> [What you should do]:
Quote all of the data below exactly, please.
— Start Supplied records —
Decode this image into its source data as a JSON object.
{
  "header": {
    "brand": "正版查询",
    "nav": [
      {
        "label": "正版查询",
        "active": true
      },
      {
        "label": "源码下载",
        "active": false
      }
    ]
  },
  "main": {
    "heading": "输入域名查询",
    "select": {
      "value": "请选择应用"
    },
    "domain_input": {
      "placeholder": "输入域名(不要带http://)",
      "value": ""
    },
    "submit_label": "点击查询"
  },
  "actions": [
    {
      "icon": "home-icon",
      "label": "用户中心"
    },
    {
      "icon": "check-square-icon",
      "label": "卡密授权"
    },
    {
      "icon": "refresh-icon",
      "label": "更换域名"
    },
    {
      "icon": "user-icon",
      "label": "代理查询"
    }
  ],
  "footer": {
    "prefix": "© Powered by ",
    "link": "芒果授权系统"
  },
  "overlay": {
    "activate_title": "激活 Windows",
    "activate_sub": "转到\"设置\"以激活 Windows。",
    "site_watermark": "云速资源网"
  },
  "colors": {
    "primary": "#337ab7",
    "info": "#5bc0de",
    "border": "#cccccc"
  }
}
— End Supplied records —
> [Result for this task]:
Decode this image into its source data as a JSON object.
{
  "header": {
    "brand": "正版查询",
    "nav": [
      {
        "label": "正版查询",
        "active": true
      },
      {
        "label": "源码下载",
        "active": false
      }
    ]
  },
  "main": {
    "heading": "输入域名查询",
    "select": {
      "value": "请选择应用"
    },
    "domain_input": {
      "placeholder": "输入域名(不要带http://)",
      "value": ""
    },
    "submit_label": "点击查询"
  },
  "actions": [
    {
      "icon": "home-icon",
      "label": "用户中心"
    },
    {
      "icon": "check-square-icon",
      "label": "卡密授权"
    },
    {
      "icon": "refresh-icon",
      "label": "更换域名"
    },
    {
      "icon": "user-icon",
      "label": "代理查询"
    }
  ],
  "footer": {
    "prefix": "© Powered by ",
    "link": "芒果授权系统"
  },
  "overlay": {
    "activate_title": "激活 Windows",
    "activate_sub": "转到\"设置\"以激活 Windows。",
    "site_watermark": "云速资源网"
  },
  "colors": {
    "primary": "#337ab7",
    "info": "#5bc0de",
    "border": "#cccccc"
  }
}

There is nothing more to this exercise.